Set problem
Answer with one number: the count of lines in this material that hold the word "Nguyên".

Information supplied
[BEGIN]

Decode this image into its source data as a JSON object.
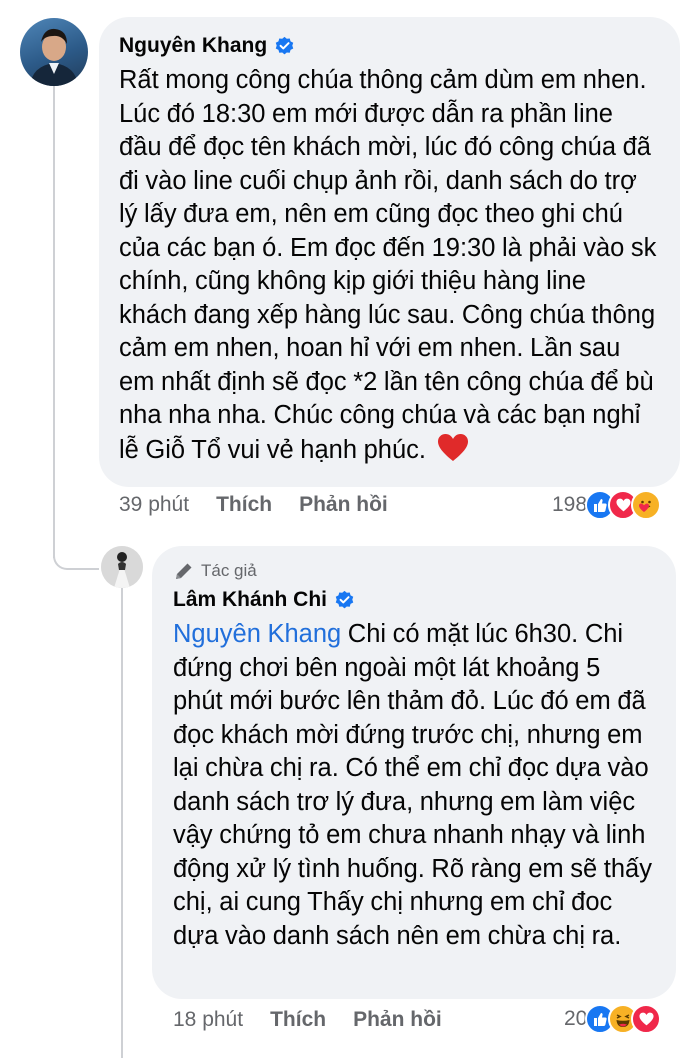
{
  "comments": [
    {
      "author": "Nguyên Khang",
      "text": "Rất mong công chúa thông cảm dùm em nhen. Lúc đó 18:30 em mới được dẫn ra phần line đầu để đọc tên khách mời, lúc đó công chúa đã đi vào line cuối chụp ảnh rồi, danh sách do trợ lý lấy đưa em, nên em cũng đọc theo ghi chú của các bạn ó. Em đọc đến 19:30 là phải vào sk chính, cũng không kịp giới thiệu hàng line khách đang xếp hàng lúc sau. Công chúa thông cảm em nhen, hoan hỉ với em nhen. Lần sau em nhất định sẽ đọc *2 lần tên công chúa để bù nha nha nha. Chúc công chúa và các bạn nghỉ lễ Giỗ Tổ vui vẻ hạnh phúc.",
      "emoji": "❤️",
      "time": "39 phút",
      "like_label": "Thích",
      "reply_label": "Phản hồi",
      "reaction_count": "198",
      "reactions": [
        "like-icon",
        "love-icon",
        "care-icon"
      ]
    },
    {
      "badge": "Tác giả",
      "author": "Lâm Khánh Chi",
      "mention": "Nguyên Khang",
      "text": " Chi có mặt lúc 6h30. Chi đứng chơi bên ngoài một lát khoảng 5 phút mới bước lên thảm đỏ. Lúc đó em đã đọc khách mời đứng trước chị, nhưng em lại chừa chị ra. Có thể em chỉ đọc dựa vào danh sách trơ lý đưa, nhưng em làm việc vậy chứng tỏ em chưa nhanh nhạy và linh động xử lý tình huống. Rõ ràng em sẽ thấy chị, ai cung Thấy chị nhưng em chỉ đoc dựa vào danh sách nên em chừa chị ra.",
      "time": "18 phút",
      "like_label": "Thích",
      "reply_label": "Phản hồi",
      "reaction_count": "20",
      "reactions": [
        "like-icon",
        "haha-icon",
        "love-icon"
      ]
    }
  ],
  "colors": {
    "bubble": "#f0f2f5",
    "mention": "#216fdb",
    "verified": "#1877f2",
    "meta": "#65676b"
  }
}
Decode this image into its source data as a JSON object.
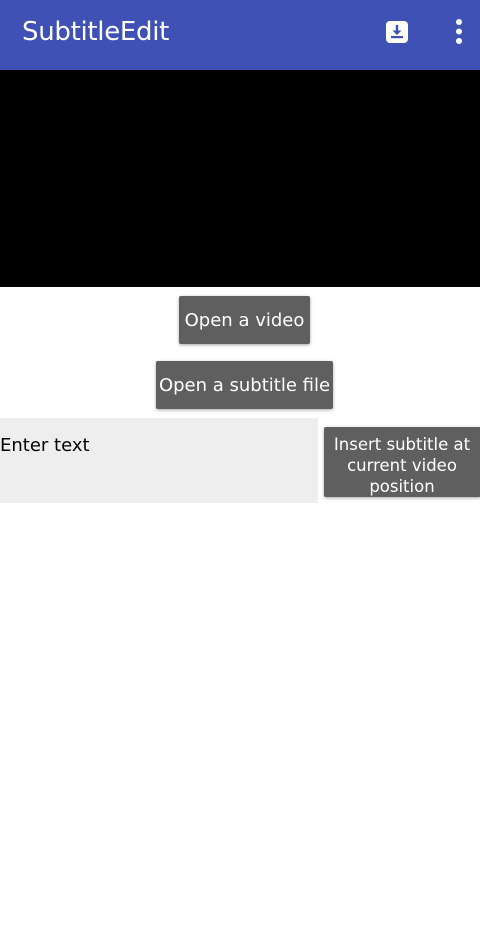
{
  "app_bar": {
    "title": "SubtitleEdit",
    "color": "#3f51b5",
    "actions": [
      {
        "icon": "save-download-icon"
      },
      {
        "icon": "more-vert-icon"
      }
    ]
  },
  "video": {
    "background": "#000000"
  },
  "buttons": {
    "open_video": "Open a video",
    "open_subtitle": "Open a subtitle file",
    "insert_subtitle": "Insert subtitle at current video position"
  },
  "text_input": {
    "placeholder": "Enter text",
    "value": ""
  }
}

[END]

Task response
2